Given exercise –
Look through the listing below and report how many lines contain "European", as a bare number.

[Figure content listings]
────────────────

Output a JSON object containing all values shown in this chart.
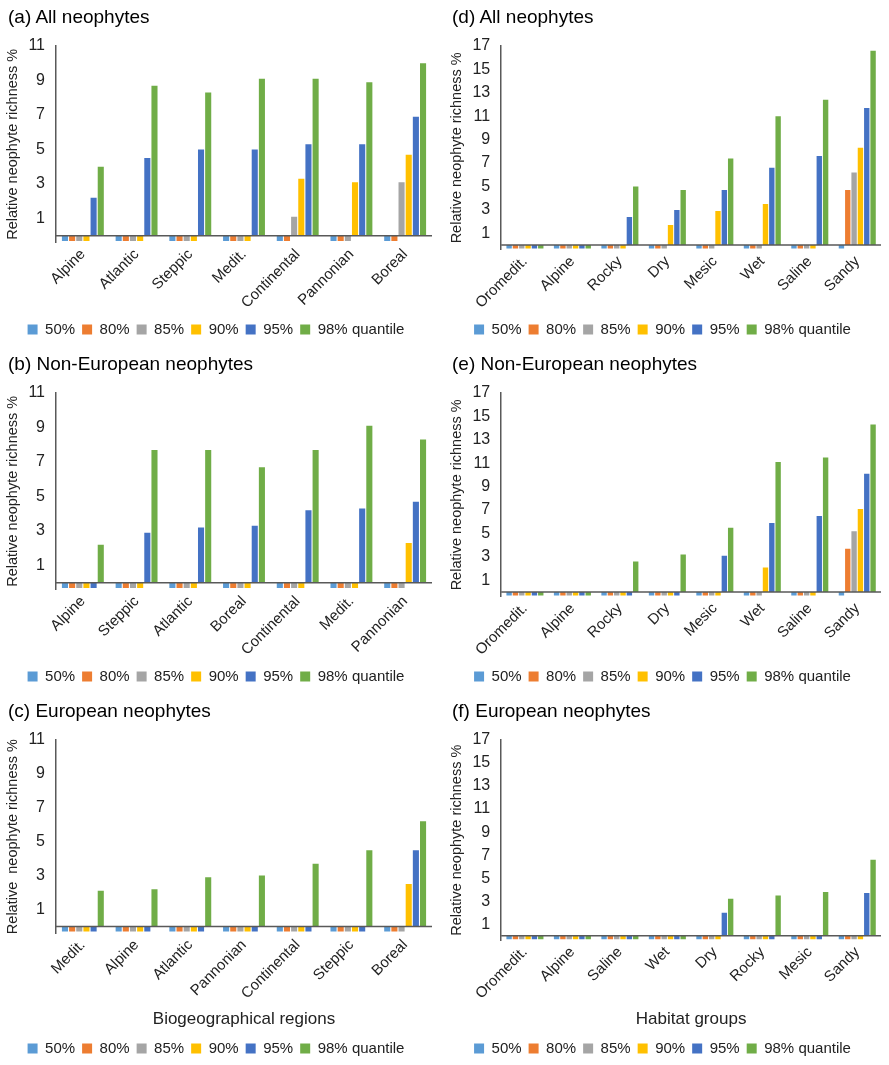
{
  "chart_data": [
    {
      "type": "bar",
      "title": "(a) All neophytes",
      "ylabel": "Relative neophyte richness %",
      "categories": [
        "Alpine",
        "Atlantic",
        "Steppic",
        "Medit.",
        "Continental",
        "Pannonian",
        "Boreal"
      ],
      "ylim": [
        -0.4,
        11
      ],
      "yticks": [
        1,
        3,
        5,
        7,
        9,
        11
      ],
      "grid": false,
      "legend": "bottom",
      "series": [
        {
          "name": "50%",
          "color": "#5b9bd5",
          "values": [
            -0.3,
            -0.3,
            -0.3,
            -0.3,
            -0.3,
            -0.3,
            -0.3
          ]
        },
        {
          "name": "80%",
          "color": "#ed7d31",
          "values": [
            -0.3,
            -0.3,
            -0.3,
            -0.3,
            -0.3,
            -0.3,
            -0.3
          ]
        },
        {
          "name": "85%",
          "color": "#a5a5a5",
          "values": [
            -0.3,
            -0.3,
            -0.3,
            -0.3,
            1.1,
            -0.3,
            3.1
          ]
        },
        {
          "name": "90%",
          "color": "#ffc000",
          "values": [
            -0.3,
            -0.3,
            -0.3,
            -0.3,
            3.3,
            3.1,
            4.7
          ]
        },
        {
          "name": "95%",
          "color": "#4472c4",
          "values": [
            2.2,
            4.5,
            5.0,
            5.0,
            5.3,
            5.3,
            6.9
          ]
        },
        {
          "name": "98% quantile",
          "color": "#70ad47",
          "values": [
            4.0,
            8.7,
            8.3,
            9.1,
            9.1,
            8.9,
            10.0
          ]
        }
      ]
    },
    {
      "type": "bar",
      "title": "(d) All neophytes",
      "ylabel": "Relative neophyte richness %",
      "categories": [
        "Oromedit.",
        "Alpine",
        "Rocky",
        "Dry",
        "Mesic",
        "Wet",
        "Saline",
        "Sandy"
      ],
      "ylim": [
        -0.4,
        17
      ],
      "yticks": [
        1,
        3,
        5,
        7,
        9,
        11,
        13,
        15,
        17
      ],
      "grid": false,
      "legend": "bottom",
      "series": [
        {
          "name": "50%",
          "color": "#5b9bd5",
          "values": [
            -0.3,
            -0.3,
            -0.3,
            -0.3,
            -0.3,
            -0.3,
            -0.3,
            -0.3
          ]
        },
        {
          "name": "80%",
          "color": "#ed7d31",
          "values": [
            -0.3,
            -0.3,
            -0.3,
            -0.3,
            -0.3,
            -0.3,
            -0.3,
            4.7
          ]
        },
        {
          "name": "85%",
          "color": "#a5a5a5",
          "values": [
            -0.3,
            -0.3,
            -0.3,
            -0.3,
            -0.3,
            -0.3,
            -0.3,
            6.2
          ]
        },
        {
          "name": "90%",
          "color": "#ffc000",
          "values": [
            -0.3,
            -0.3,
            -0.3,
            1.7,
            2.9,
            3.5,
            -0.3,
            8.3
          ]
        },
        {
          "name": "95%",
          "color": "#4472c4",
          "values": [
            -0.3,
            -0.3,
            2.4,
            3.0,
            4.7,
            6.6,
            7.6,
            11.7
          ]
        },
        {
          "name": "98% quantile",
          "color": "#70ad47",
          "values": [
            -0.3,
            -0.3,
            5.0,
            4.7,
            7.4,
            11.0,
            12.4,
            16.6
          ]
        }
      ]
    },
    {
      "type": "bar",
      "title": "(b) Non-European neophytes",
      "ylabel": "Relative neophyte richness %",
      "categories": [
        "Alpine",
        "Steppic",
        "Atlantic",
        "Boreal",
        "Continental",
        "Medit.",
        "Pannonian"
      ],
      "ylim": [
        -0.4,
        11
      ],
      "yticks": [
        1,
        3,
        5,
        7,
        9,
        11
      ],
      "grid": false,
      "legend": "bottom",
      "series": [
        {
          "name": "50%",
          "color": "#5b9bd5",
          "values": [
            -0.3,
            -0.3,
            -0.3,
            -0.3,
            -0.3,
            -0.3,
            -0.3
          ]
        },
        {
          "name": "80%",
          "color": "#ed7d31",
          "values": [
            -0.3,
            -0.3,
            -0.3,
            -0.3,
            -0.3,
            -0.3,
            -0.3
          ]
        },
        {
          "name": "85%",
          "color": "#a5a5a5",
          "values": [
            -0.3,
            -0.3,
            -0.3,
            -0.3,
            -0.3,
            -0.3,
            -0.3
          ]
        },
        {
          "name": "90%",
          "color": "#ffc000",
          "values": [
            -0.3,
            -0.3,
            -0.3,
            -0.3,
            -0.3,
            -0.3,
            2.3
          ]
        },
        {
          "name": "95%",
          "color": "#4472c4",
          "values": [
            -0.3,
            2.9,
            3.2,
            3.3,
            4.2,
            4.3,
            4.7
          ]
        },
        {
          "name": "98% quantile",
          "color": "#70ad47",
          "values": [
            2.2,
            7.7,
            7.7,
            6.7,
            7.7,
            9.1,
            8.3
          ]
        }
      ]
    },
    {
      "type": "bar",
      "title": "(e) Non-European neophytes",
      "ylabel": "Relative neophyte richness %",
      "categories": [
        "Oromedit.",
        "Alpine",
        "Rocky",
        "Dry",
        "Mesic",
        "Wet",
        "Saline",
        "Sandy"
      ],
      "ylim": [
        -0.4,
        17
      ],
      "yticks": [
        1,
        3,
        5,
        7,
        9,
        11,
        13,
        15,
        17
      ],
      "grid": false,
      "legend": "bottom",
      "series": [
        {
          "name": "50%",
          "color": "#5b9bd5",
          "values": [
            -0.3,
            -0.3,
            -0.3,
            -0.3,
            -0.3,
            -0.3,
            -0.3,
            -0.3
          ]
        },
        {
          "name": "80%",
          "color": "#ed7d31",
          "values": [
            -0.3,
            -0.3,
            -0.3,
            -0.3,
            -0.3,
            -0.3,
            -0.3,
            3.7
          ]
        },
        {
          "name": "85%",
          "color": "#a5a5a5",
          "values": [
            -0.3,
            -0.3,
            -0.3,
            -0.3,
            -0.3,
            -0.3,
            -0.3,
            5.2
          ]
        },
        {
          "name": "90%",
          "color": "#ffc000",
          "values": [
            -0.3,
            -0.3,
            -0.3,
            -0.3,
            -0.3,
            2.1,
            -0.3,
            7.1
          ]
        },
        {
          "name": "95%",
          "color": "#4472c4",
          "values": [
            -0.3,
            -0.3,
            -0.3,
            -0.3,
            3.1,
            5.9,
            6.5,
            10.1
          ]
        },
        {
          "name": "98% quantile",
          "color": "#70ad47",
          "values": [
            -0.3,
            -0.3,
            2.6,
            3.2,
            5.5,
            11.1,
            11.5,
            14.3
          ]
        }
      ]
    },
    {
      "type": "bar",
      "title": "(c) European neophytes",
      "xlabel": "Biogeographical regions",
      "ylabel": "Relative  neophyte richness %",
      "categories": [
        "Medit.",
        "Alpine",
        "Atlantic",
        "Pannonian",
        "Continental",
        "Steppic",
        "Boreal"
      ],
      "ylim": [
        -0.4,
        11
      ],
      "yticks": [
        1,
        3,
        5,
        7,
        9,
        11
      ],
      "grid": false,
      "legend": "bottom",
      "series": [
        {
          "name": "50%",
          "color": "#5b9bd5",
          "values": [
            -0.3,
            -0.3,
            -0.3,
            -0.3,
            -0.3,
            -0.3,
            -0.3
          ]
        },
        {
          "name": "80%",
          "color": "#ed7d31",
          "values": [
            -0.3,
            -0.3,
            -0.3,
            -0.3,
            -0.3,
            -0.3,
            -0.3
          ]
        },
        {
          "name": "85%",
          "color": "#a5a5a5",
          "values": [
            -0.3,
            -0.3,
            -0.3,
            -0.3,
            -0.3,
            -0.3,
            -0.3
          ]
        },
        {
          "name": "90%",
          "color": "#ffc000",
          "values": [
            -0.3,
            -0.3,
            -0.3,
            -0.3,
            -0.3,
            -0.3,
            2.5
          ]
        },
        {
          "name": "95%",
          "color": "#4472c4",
          "values": [
            -0.3,
            -0.3,
            -0.3,
            -0.3,
            -0.3,
            -0.3,
            4.5
          ]
        },
        {
          "name": "98% quantile",
          "color": "#70ad47",
          "values": [
            2.1,
            2.2,
            2.9,
            3.0,
            3.7,
            4.5,
            6.2
          ]
        }
      ]
    },
    {
      "type": "bar",
      "title": "(f) European neophytes",
      "xlabel": "Habitat groups",
      "ylabel": "Relative neophyte richness %",
      "categories": [
        "Oromedit.",
        "Alpine",
        "Saline",
        "Wet",
        "Dry",
        "Rocky",
        "Mesic",
        "Sandy"
      ],
      "ylim": [
        -0.4,
        17
      ],
      "yticks": [
        1,
        3,
        5,
        7,
        9,
        11,
        13,
        15,
        17
      ],
      "grid": false,
      "legend": "bottom",
      "series": [
        {
          "name": "50%",
          "color": "#5b9bd5",
          "values": [
            -0.3,
            -0.3,
            -0.3,
            -0.3,
            -0.3,
            -0.3,
            -0.3,
            -0.3
          ]
        },
        {
          "name": "80%",
          "color": "#ed7d31",
          "values": [
            -0.3,
            -0.3,
            -0.3,
            -0.3,
            -0.3,
            -0.3,
            -0.3,
            -0.3
          ]
        },
        {
          "name": "85%",
          "color": "#a5a5a5",
          "values": [
            -0.3,
            -0.3,
            -0.3,
            -0.3,
            -0.3,
            -0.3,
            -0.3,
            -0.3
          ]
        },
        {
          "name": "90%",
          "color": "#ffc000",
          "values": [
            -0.3,
            -0.3,
            -0.3,
            -0.3,
            -0.3,
            -0.3,
            -0.3,
            -0.3
          ]
        },
        {
          "name": "95%",
          "color": "#4472c4",
          "values": [
            -0.3,
            -0.3,
            -0.3,
            -0.3,
            2.0,
            -0.3,
            -0.3,
            3.7
          ]
        },
        {
          "name": "98% quantile",
          "color": "#70ad47",
          "values": [
            -0.3,
            -0.3,
            -0.3,
            -0.3,
            3.2,
            3.5,
            3.8,
            6.6
          ]
        }
      ]
    }
  ]
}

────────────────

Written solution –
4